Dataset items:
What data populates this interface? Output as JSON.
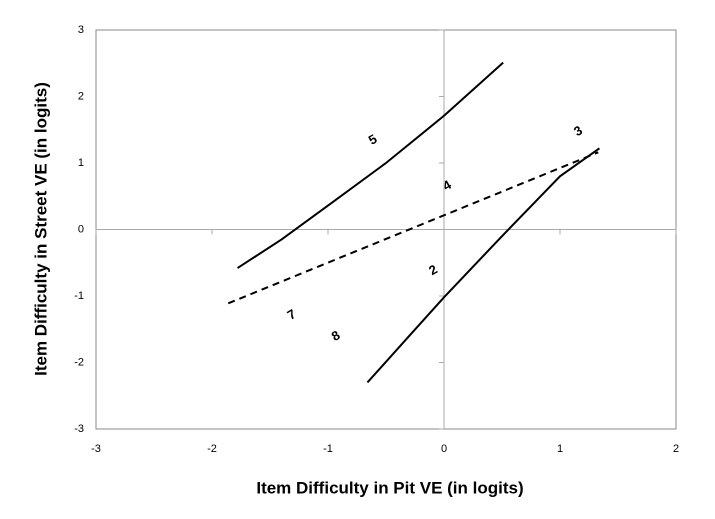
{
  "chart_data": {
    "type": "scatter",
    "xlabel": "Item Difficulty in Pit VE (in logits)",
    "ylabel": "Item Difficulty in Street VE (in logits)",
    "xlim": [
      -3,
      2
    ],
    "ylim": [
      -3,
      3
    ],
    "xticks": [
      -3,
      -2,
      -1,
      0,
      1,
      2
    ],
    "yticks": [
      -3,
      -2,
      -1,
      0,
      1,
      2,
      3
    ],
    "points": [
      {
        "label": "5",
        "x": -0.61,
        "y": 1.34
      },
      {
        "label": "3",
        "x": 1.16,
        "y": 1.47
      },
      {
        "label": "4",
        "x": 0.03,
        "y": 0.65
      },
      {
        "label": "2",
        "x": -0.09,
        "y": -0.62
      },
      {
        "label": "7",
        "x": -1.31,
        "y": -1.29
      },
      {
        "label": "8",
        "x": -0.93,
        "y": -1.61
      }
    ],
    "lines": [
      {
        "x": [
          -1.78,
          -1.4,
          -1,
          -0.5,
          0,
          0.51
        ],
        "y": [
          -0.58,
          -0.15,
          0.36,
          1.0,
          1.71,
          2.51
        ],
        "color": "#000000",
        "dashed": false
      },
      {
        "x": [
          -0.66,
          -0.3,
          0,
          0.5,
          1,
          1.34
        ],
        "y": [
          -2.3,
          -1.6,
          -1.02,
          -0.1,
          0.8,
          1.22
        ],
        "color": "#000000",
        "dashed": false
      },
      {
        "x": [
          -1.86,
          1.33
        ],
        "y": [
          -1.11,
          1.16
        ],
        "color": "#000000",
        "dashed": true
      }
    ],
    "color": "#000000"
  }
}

**Aim:** Quote each record exactly as it stands, minus the pictures.

**Result:**
What data populates this interface? Output as JSON.
{
  "chart_data": {
    "type": "scatter",
    "xlabel": "Item Difficulty in Pit VE (in logits)",
    "ylabel": "Item Difficulty in Street VE (in logits)",
    "xlim": [
      -3,
      2
    ],
    "ylim": [
      -3,
      3
    ],
    "xticks": [
      -3,
      -2,
      -1,
      0,
      1,
      2
    ],
    "yticks": [
      -3,
      -2,
      -1,
      0,
      1,
      2,
      3
    ],
    "points": [
      {
        "label": "5",
        "x": -0.61,
        "y": 1.34
      },
      {
        "label": "3",
        "x": 1.16,
        "y": 1.47
      },
      {
        "label": "4",
        "x": 0.03,
        "y": 0.65
      },
      {
        "label": "2",
        "x": -0.09,
        "y": -0.62
      },
      {
        "label": "7",
        "x": -1.31,
        "y": -1.29
      },
      {
        "label": "8",
        "x": -0.93,
        "y": -1.61
      }
    ],
    "lines": [
      {
        "x": [
          -1.78,
          -1.4,
          -1,
          -0.5,
          0,
          0.51
        ],
        "y": [
          -0.58,
          -0.15,
          0.36,
          1.0,
          1.71,
          2.51
        ],
        "color": "#000000",
        "dashed": false
      },
      {
        "x": [
          -0.66,
          -0.3,
          0,
          0.5,
          1,
          1.34
        ],
        "y": [
          -2.3,
          -1.6,
          -1.02,
          -0.1,
          0.8,
          1.22
        ],
        "color": "#000000",
        "dashed": false
      },
      {
        "x": [
          -1.86,
          1.33
        ],
        "y": [
          -1.11,
          1.16
        ],
        "color": "#000000",
        "dashed": true
      }
    ],
    "color": "#000000"
  }
}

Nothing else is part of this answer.